Objective
Take the material below and write it all out again exactly.

Entries from a dataset:
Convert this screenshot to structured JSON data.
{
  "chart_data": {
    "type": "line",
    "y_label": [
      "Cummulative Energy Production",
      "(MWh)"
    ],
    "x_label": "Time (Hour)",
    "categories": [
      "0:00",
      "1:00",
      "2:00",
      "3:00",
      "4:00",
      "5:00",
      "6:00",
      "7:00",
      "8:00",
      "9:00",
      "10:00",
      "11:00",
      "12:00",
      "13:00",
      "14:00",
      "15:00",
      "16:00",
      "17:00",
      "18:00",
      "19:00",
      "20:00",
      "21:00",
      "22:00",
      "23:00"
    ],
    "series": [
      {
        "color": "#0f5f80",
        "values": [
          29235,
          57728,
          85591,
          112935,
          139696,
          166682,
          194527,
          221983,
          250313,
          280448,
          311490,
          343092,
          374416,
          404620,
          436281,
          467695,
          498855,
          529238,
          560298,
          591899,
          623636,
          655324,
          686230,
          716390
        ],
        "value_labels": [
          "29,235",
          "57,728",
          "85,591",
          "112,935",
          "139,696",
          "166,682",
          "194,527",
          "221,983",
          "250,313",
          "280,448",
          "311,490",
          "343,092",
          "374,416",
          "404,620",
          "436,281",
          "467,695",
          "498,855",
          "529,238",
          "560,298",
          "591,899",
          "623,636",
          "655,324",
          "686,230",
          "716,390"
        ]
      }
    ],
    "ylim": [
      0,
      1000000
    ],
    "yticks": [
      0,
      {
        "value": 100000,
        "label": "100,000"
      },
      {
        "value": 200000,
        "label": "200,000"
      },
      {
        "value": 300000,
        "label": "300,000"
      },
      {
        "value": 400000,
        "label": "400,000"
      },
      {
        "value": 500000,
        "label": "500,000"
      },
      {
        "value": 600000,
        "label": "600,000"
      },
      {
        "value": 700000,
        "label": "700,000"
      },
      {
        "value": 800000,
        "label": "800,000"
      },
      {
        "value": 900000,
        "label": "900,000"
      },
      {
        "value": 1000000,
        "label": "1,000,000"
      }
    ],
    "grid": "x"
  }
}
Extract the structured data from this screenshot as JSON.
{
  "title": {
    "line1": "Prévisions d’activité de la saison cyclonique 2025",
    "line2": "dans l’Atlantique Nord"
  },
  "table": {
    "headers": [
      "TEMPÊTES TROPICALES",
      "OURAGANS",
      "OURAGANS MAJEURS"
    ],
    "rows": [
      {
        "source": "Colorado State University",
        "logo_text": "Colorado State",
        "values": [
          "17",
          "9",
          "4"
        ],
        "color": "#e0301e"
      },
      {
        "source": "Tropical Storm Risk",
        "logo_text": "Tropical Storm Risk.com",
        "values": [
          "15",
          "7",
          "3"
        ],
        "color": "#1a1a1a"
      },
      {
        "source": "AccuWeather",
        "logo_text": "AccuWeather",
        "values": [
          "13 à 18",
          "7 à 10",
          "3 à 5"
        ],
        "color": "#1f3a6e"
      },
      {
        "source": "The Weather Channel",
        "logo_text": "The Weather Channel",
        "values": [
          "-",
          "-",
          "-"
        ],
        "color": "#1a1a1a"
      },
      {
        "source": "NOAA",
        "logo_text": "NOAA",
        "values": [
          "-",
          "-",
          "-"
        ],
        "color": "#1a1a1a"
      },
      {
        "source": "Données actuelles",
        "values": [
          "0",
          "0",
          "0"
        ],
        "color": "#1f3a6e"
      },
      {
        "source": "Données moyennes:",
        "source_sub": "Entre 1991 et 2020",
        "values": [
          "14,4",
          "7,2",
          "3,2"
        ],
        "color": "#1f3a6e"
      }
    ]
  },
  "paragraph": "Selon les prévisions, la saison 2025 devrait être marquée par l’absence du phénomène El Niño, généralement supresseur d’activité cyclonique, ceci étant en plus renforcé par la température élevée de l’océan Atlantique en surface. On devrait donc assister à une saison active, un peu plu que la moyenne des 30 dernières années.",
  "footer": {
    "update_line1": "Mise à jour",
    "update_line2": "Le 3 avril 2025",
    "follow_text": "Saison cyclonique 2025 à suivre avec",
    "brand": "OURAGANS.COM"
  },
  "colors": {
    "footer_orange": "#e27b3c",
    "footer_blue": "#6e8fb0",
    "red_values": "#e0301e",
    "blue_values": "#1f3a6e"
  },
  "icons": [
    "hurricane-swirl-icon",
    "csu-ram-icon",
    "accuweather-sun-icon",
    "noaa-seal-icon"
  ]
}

Response below
Convert this screenshot to structured JSON data.
{
  "chart_data": {
    "type": "line",
    "y_label": [
      "Cummulative Energy Production",
      "(MWh)"
    ],
    "x_label": "Time (Hour)",
    "categories": [
      "0:00",
      "1:00",
      "2:00",
      "3:00",
      "4:00",
      "5:00",
      "6:00",
      "7:00",
      "8:00",
      "9:00",
      "10:00",
      "11:00",
      "12:00",
      "13:00",
      "14:00",
      "15:00",
      "16:00",
      "17:00",
      "18:00",
      "19:00",
      "20:00",
      "21:00",
      "22:00",
      "23:00"
    ],
    "series": [
      {
        "color": "#0f5f80",
        "values": [
          29235,
          57728,
          85591,
          112935,
          139696,
          166682,
          194527,
          221983,
          250313,
          280448,
          311490,
          343092,
          374416,
          404620,
          436281,
          467695,
          498855,
          529238,
          560298,
          591899,
          623636,
          655324,
          686230,
          716390
        ],
        "value_labels": [
          "29,235",
          "57,728",
          "85,591",
          "112,935",
          "139,696",
          "166,682",
          "194,527",
          "221,983",
          "250,313",
          "280,448",
          "311,490",
          "343,092",
          "374,416",
          "404,620",
          "436,281",
          "467,695",
          "498,855",
          "529,238",
          "560,298",
          "591,899",
          "623,636",
          "655,324",
          "686,230",
          "716,390"
        ]
      }
    ],
    "ylim": [
      0,
      1000000
    ],
    "yticks": [
      0,
      {
        "value": 100000,
        "label": "100,000"
      },
      {
        "value": 200000,
        "label": "200,000"
      },
      {
        "value": 300000,
        "label": "300,000"
      },
      {
        "value": 400000,
        "label": "400,000"
      },
      {
        "value": 500000,
        "label": "500,000"
      },
      {
        "value": 600000,
        "label": "600,000"
      },
      {
        "value": 700000,
        "label": "700,000"
      },
      {
        "value": 800000,
        "label": "800,000"
      },
      {
        "value": 900000,
        "label": "900,000"
      },
      {
        "value": 1000000,
        "label": "1,000,000"
      }
    ],
    "grid": "x"
  }
}
Extract the structured data from this screenshot as JSON.
{
  "title": {
    "line1": "Prévisions d’activité de la saison cyclonique 2025",
    "line2": "dans l’Atlantique Nord"
  },
  "table": {
    "headers": [
      "TEMPÊTES TROPICALES",
      "OURAGANS",
      "OURAGANS MAJEURS"
    ],
    "rows": [
      {
        "source": "Colorado State University",
        "logo_text": "Colorado State",
        "values": [
          "17",
          "9",
          "4"
        ],
        "color": "#e0301e"
      },
      {
        "source": "Tropical Storm Risk",
        "logo_text": "Tropical Storm Risk.com",
        "values": [
          "15",
          "7",
          "3"
        ],
        "color": "#1a1a1a"
      },
      {
        "source": "AccuWeather",
        "logo_text": "AccuWeather",
        "values": [
          "13 à 18",
          "7 à 10",
          "3 à 5"
        ],
        "color": "#1f3a6e"
      },
      {
        "source": "The Weather Channel",
        "logo_text": "The Weather Channel",
        "values": [
          "-",
          "-",
          "-"
        ],
        "color": "#1a1a1a"
      },
      {
        "source": "NOAA",
        "logo_text": "NOAA",
        "values": [
          "-",
          "-",
          "-"
        ],
        "color": "#1a1a1a"
      },
      {
        "source": "Données actuelles",
        "values": [
          "0",
          "0",
          "0"
        ],
        "color": "#1f3a6e"
      },
      {
        "source": "Données moyennes:",
        "source_sub": "Entre 1991 et 2020",
        "values": [
          "14,4",
          "7,2",
          "3,2"
        ],
        "color": "#1f3a6e"
      }
    ]
  },
  "paragraph": "Selon les prévisions, la saison 2025 devrait être marquée par l’absence du phénomène El Niño, généralement supresseur d’activité cyclonique, ceci étant en plus renforcé par la température élevée de l’océan Atlantique en surface. On devrait donc assister à une saison active, un peu plu que la moyenne des 30 dernières années.",
  "footer": {
    "update_line1": "Mise à jour",
    "update_line2": "Le 3 avril 2025",
    "follow_text": "Saison cyclonique 2025 à suivre avec",
    "brand": "OURAGANS.COM"
  },
  "colors": {
    "footer_orange": "#e27b3c",
    "footer_blue": "#6e8fb0",
    "red_values": "#e0301e",
    "blue_values": "#1f3a6e"
  },
  "icons": [
    "hurricane-swirl-icon",
    "csu-ram-icon",
    "accuweather-sun-icon",
    "noaa-seal-icon"
  ]
}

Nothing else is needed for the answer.